- _EXERCISE_
Copy out every record below exactly as written, but leave out any pictures.

- _DATASET CONTENT_
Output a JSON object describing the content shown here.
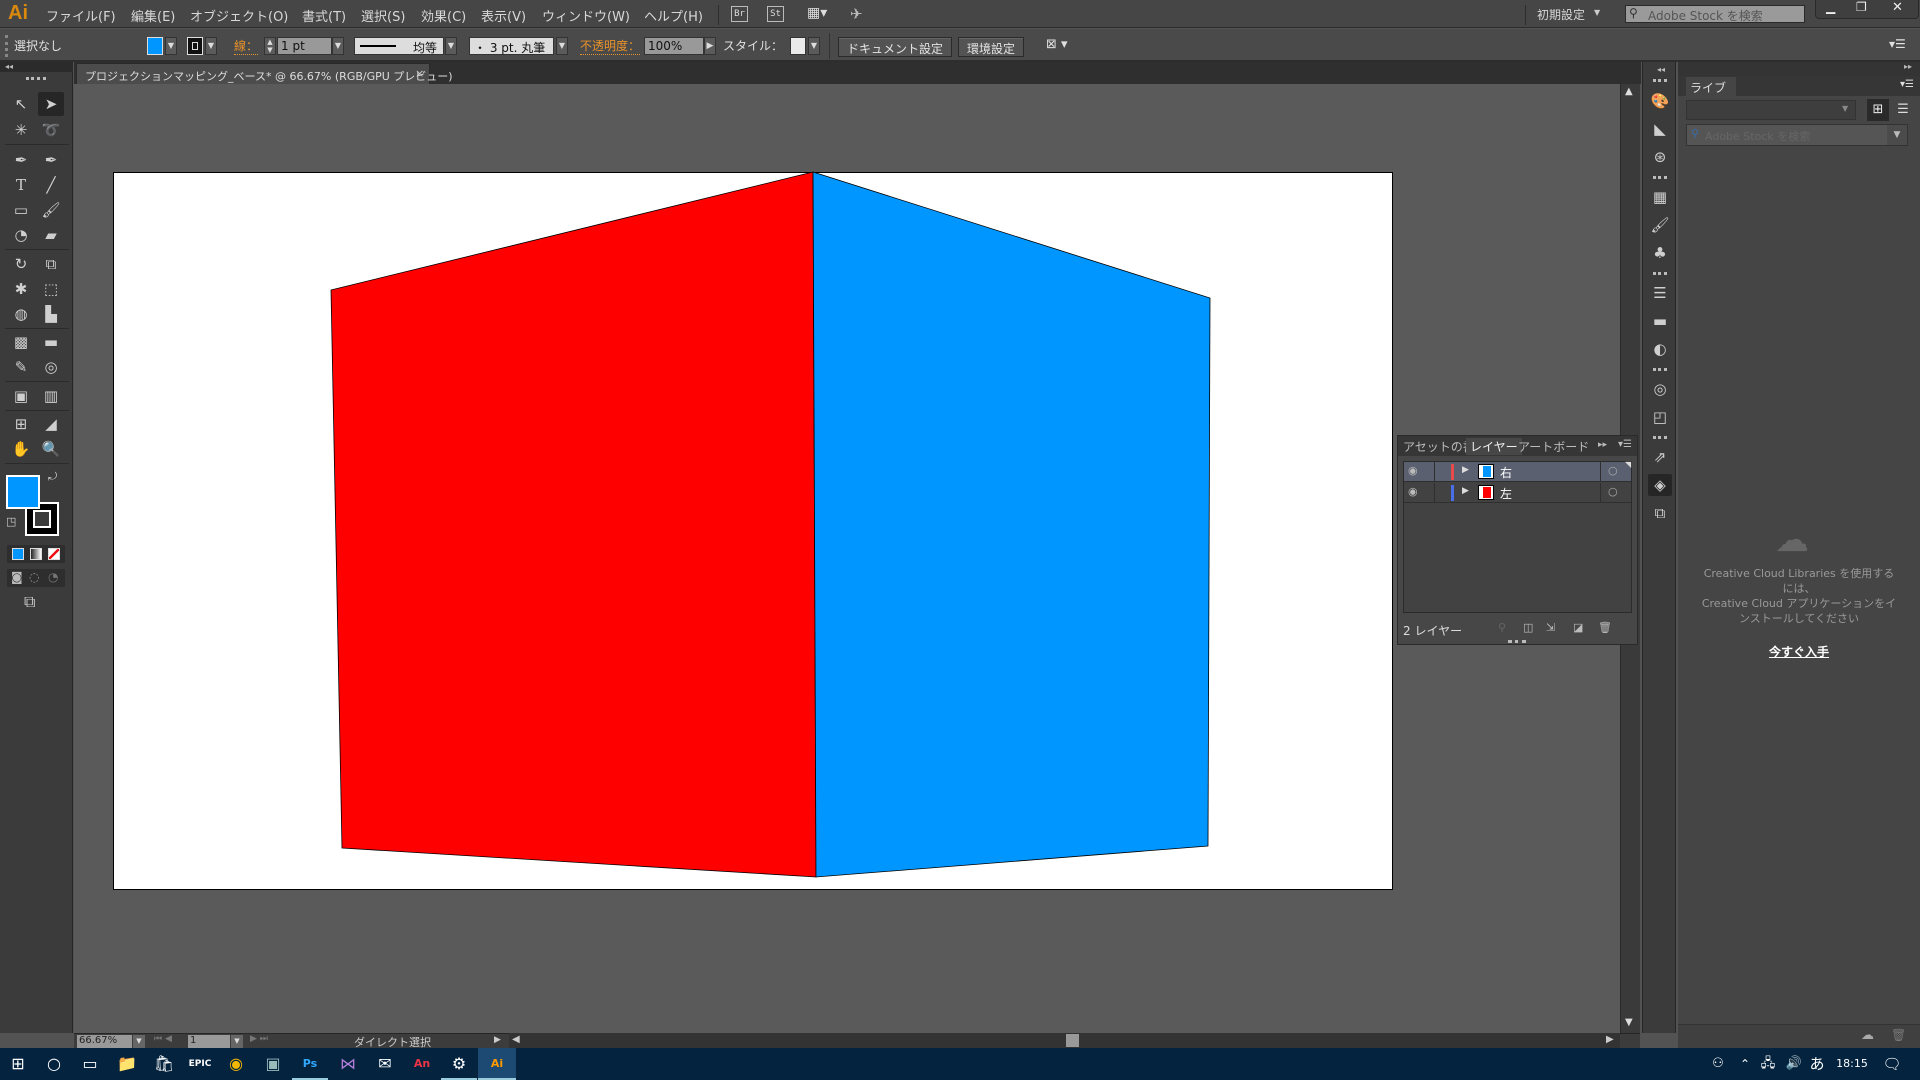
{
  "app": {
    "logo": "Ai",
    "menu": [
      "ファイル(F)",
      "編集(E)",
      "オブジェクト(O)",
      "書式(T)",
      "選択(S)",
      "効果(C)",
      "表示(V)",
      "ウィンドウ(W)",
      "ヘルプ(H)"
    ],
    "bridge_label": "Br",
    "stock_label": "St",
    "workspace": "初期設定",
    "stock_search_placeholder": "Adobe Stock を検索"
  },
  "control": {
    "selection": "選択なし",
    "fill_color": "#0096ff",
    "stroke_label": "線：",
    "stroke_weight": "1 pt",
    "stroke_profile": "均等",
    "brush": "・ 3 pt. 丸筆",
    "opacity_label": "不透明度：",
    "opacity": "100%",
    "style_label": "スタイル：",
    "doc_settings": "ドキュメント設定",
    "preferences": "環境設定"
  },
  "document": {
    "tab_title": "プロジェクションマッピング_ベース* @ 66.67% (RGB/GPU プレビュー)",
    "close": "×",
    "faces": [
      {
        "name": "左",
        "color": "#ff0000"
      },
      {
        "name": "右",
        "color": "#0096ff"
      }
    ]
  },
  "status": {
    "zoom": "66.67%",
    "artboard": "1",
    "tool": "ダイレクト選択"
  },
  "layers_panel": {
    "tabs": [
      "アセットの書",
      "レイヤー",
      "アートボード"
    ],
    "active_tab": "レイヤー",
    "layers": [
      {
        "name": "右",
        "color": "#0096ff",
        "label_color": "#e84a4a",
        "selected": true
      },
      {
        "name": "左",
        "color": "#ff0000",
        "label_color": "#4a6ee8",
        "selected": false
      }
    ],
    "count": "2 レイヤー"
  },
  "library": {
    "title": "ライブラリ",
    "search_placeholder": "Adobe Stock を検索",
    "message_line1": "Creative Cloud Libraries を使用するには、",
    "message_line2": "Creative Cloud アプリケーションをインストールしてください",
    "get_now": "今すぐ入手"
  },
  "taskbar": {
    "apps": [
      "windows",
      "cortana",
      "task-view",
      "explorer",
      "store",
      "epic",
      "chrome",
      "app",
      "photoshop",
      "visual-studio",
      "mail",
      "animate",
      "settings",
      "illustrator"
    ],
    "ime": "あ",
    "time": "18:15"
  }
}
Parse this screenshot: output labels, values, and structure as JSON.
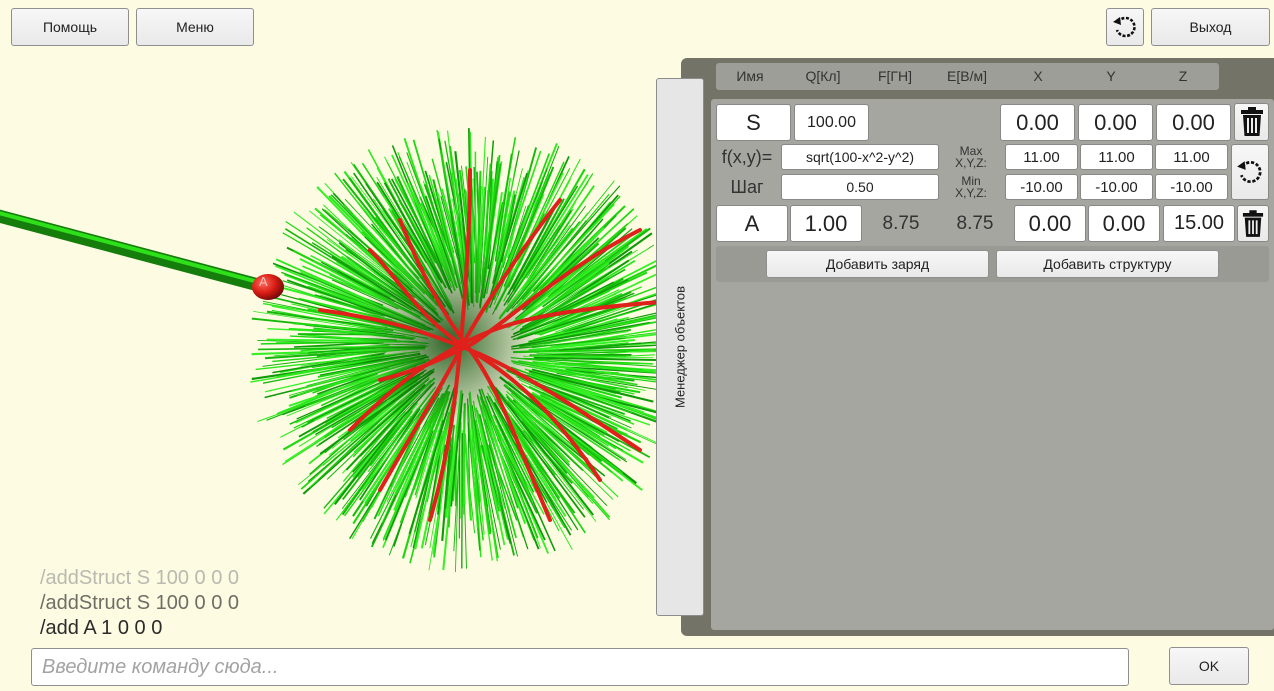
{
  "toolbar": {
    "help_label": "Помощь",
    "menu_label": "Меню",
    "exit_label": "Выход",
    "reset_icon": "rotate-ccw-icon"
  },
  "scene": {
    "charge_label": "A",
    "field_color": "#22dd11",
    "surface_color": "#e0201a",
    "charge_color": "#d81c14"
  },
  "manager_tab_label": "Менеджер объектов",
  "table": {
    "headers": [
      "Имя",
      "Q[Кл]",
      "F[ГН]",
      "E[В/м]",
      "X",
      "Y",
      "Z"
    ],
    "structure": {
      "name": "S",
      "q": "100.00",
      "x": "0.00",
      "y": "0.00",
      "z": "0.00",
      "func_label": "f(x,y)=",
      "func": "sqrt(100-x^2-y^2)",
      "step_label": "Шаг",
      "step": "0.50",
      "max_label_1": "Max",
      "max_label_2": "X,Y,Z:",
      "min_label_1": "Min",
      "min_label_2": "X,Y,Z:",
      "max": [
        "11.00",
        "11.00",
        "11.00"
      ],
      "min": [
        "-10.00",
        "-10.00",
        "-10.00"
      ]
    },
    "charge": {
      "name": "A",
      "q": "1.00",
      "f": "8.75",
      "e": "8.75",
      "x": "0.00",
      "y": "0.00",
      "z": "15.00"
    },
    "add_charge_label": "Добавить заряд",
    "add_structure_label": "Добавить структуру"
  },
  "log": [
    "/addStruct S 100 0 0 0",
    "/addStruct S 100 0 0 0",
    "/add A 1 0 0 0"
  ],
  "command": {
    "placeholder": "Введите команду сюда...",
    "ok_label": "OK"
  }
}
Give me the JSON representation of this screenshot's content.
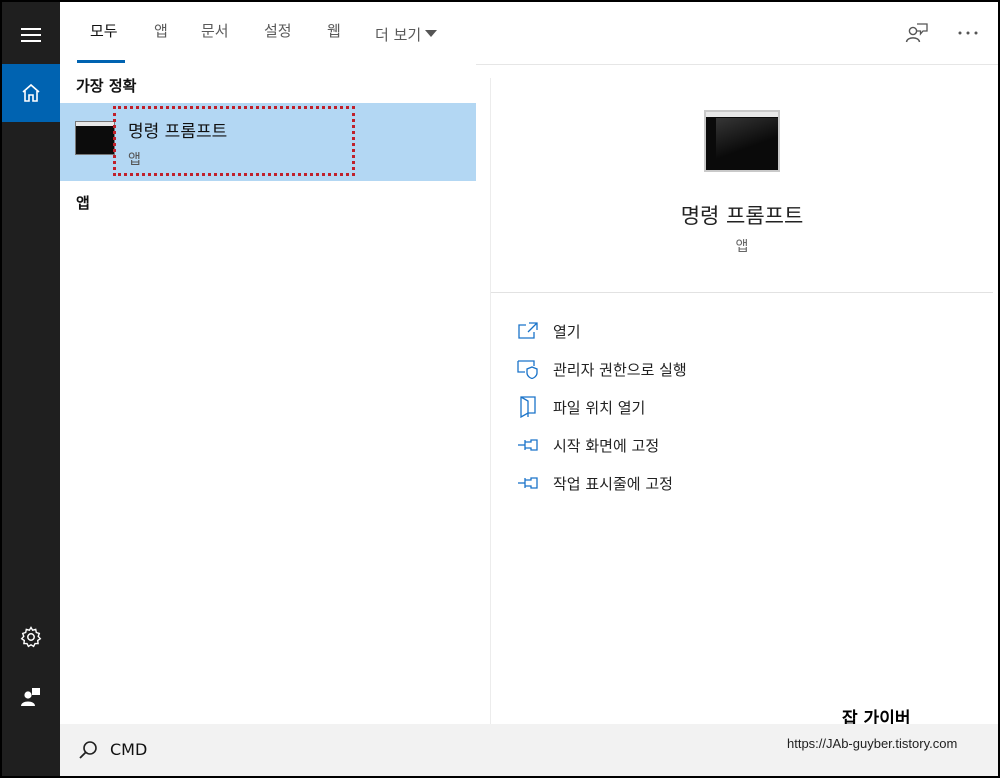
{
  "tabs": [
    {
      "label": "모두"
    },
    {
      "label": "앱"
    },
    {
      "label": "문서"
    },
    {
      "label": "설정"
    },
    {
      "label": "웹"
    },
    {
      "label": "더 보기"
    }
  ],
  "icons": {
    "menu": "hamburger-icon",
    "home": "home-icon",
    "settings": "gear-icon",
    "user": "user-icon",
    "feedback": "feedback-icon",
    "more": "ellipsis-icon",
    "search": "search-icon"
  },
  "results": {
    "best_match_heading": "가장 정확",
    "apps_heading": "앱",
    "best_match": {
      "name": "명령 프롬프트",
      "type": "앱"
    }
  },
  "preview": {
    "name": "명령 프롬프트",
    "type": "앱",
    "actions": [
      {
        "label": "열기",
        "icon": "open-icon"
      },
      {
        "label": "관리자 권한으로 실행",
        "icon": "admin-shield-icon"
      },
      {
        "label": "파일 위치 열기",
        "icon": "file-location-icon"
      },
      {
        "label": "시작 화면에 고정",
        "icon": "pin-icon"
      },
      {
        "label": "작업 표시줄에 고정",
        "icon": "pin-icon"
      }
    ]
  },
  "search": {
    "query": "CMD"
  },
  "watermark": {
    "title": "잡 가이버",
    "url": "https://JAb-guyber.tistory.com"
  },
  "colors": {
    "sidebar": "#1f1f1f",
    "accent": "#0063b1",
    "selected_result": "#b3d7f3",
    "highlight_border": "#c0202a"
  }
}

- _SOLUTION FOR THIS EXERCISE_
Output a JSON object describing the content shown here.
{
  "app": {
    "logo": "Ai",
    "menu": [
      "ファイル(F)",
      "編集(E)",
      "オブジェクト(O)",
      "書式(T)",
      "選択(S)",
      "効果(C)",
      "表示(V)",
      "ウィンドウ(W)",
      "ヘルプ(H)"
    ],
    "bridge_label": "Br",
    "stock_label": "St",
    "workspace": "初期設定",
    "stock_search_placeholder": "Adobe Stock を検索"
  },
  "control": {
    "selection": "選択なし",
    "fill_color": "#0096ff",
    "stroke_label": "線：",
    "stroke_weight": "1 pt",
    "stroke_profile": "均等",
    "brush": "・ 3 pt. 丸筆",
    "opacity_label": "不透明度：",
    "opacity": "100%",
    "style_label": "スタイル：",
    "doc_settings": "ドキュメント設定",
    "preferences": "環境設定"
  },
  "document": {
    "tab_title": "プロジェクションマッピング_ベース* @ 66.67% (RGB/GPU プレビュー)",
    "close": "×",
    "faces": [
      {
        "name": "左",
        "color": "#ff0000"
      },
      {
        "name": "右",
        "color": "#0096ff"
      }
    ]
  },
  "status": {
    "zoom": "66.67%",
    "artboard": "1",
    "tool": "ダイレクト選択"
  },
  "layers_panel": {
    "tabs": [
      "アセットの書",
      "レイヤー",
      "アートボード"
    ],
    "active_tab": "レイヤー",
    "layers": [
      {
        "name": "右",
        "color": "#0096ff",
        "label_color": "#e84a4a",
        "selected": true
      },
      {
        "name": "左",
        "color": "#ff0000",
        "label_color": "#4a6ee8",
        "selected": false
      }
    ],
    "count": "2 レイヤー"
  },
  "library": {
    "title": "ライブラリ",
    "search_placeholder": "Adobe Stock を検索",
    "message_line1": "Creative Cloud Libraries を使用するには、",
    "message_line2": "Creative Cloud アプリケーションをインストールしてください",
    "get_now": "今すぐ入手"
  },
  "taskbar": {
    "apps": [
      "windows",
      "cortana",
      "task-view",
      "explorer",
      "store",
      "epic",
      "chrome",
      "app",
      "photoshop",
      "visual-studio",
      "mail",
      "animate",
      "settings",
      "illustrator"
    ],
    "ime": "あ",
    "time": "18:15"
  }
}
Parse this screenshot: output labels, values, and structure as JSON.
{
  "toolbar": {
    "help_label": "Помощь",
    "menu_label": "Меню",
    "exit_label": "Выход",
    "reset_icon": "rotate-ccw-icon"
  },
  "scene": {
    "charge_label": "A",
    "field_color": "#22dd11",
    "surface_color": "#e0201a",
    "charge_color": "#d81c14"
  },
  "manager_tab_label": "Менеджер объектов",
  "table": {
    "headers": [
      "Имя",
      "Q[Кл]",
      "F[ГН]",
      "E[В/м]",
      "X",
      "Y",
      "Z"
    ],
    "structure": {
      "name": "S",
      "q": "100.00",
      "x": "0.00",
      "y": "0.00",
      "z": "0.00",
      "func_label": "f(x,y)=",
      "func": "sqrt(100-x^2-y^2)",
      "step_label": "Шаг",
      "step": "0.50",
      "max_label_1": "Max",
      "max_label_2": "X,Y,Z:",
      "min_label_1": "Min",
      "min_label_2": "X,Y,Z:",
      "max": [
        "11.00",
        "11.00",
        "11.00"
      ],
      "min": [
        "-10.00",
        "-10.00",
        "-10.00"
      ]
    },
    "charge": {
      "name": "A",
      "q": "1.00",
      "f": "8.75",
      "e": "8.75",
      "x": "0.00",
      "y": "0.00",
      "z": "15.00"
    },
    "add_charge_label": "Добавить заряд",
    "add_structure_label": "Добавить структуру"
  },
  "log": [
    "/addStruct S 100 0 0 0",
    "/addStruct S 100 0 0 0",
    "/add A 1 0 0 0"
  ],
  "command": {
    "placeholder": "Введите команду сюда...",
    "ok_label": "OK"
  }
}
Give me the JSON representation of this screenshot's content.
{
  "tabs": [
    {
      "label": "모두"
    },
    {
      "label": "앱"
    },
    {
      "label": "문서"
    },
    {
      "label": "설정"
    },
    {
      "label": "웹"
    },
    {
      "label": "더 보기"
    }
  ],
  "icons": {
    "menu": "hamburger-icon",
    "home": "home-icon",
    "settings": "gear-icon",
    "user": "user-icon",
    "feedback": "feedback-icon",
    "more": "ellipsis-icon",
    "search": "search-icon"
  },
  "results": {
    "best_match_heading": "가장 정확",
    "apps_heading": "앱",
    "best_match": {
      "name": "명령 프롬프트",
      "type": "앱"
    }
  },
  "preview": {
    "name": "명령 프롬프트",
    "type": "앱",
    "actions": [
      {
        "label": "열기",
        "icon": "open-icon"
      },
      {
        "label": "관리자 권한으로 실행",
        "icon": "admin-shield-icon"
      },
      {
        "label": "파일 위치 열기",
        "icon": "file-location-icon"
      },
      {
        "label": "시작 화면에 고정",
        "icon": "pin-icon"
      },
      {
        "label": "작업 표시줄에 고정",
        "icon": "pin-icon"
      }
    ]
  },
  "search": {
    "query": "CMD"
  },
  "watermark": {
    "title": "잡 가이버",
    "url": "https://JAb-guyber.tistory.com"
  },
  "colors": {
    "sidebar": "#1f1f1f",
    "accent": "#0063b1",
    "selected_result": "#b3d7f3",
    "highlight_border": "#c0202a"
  }
}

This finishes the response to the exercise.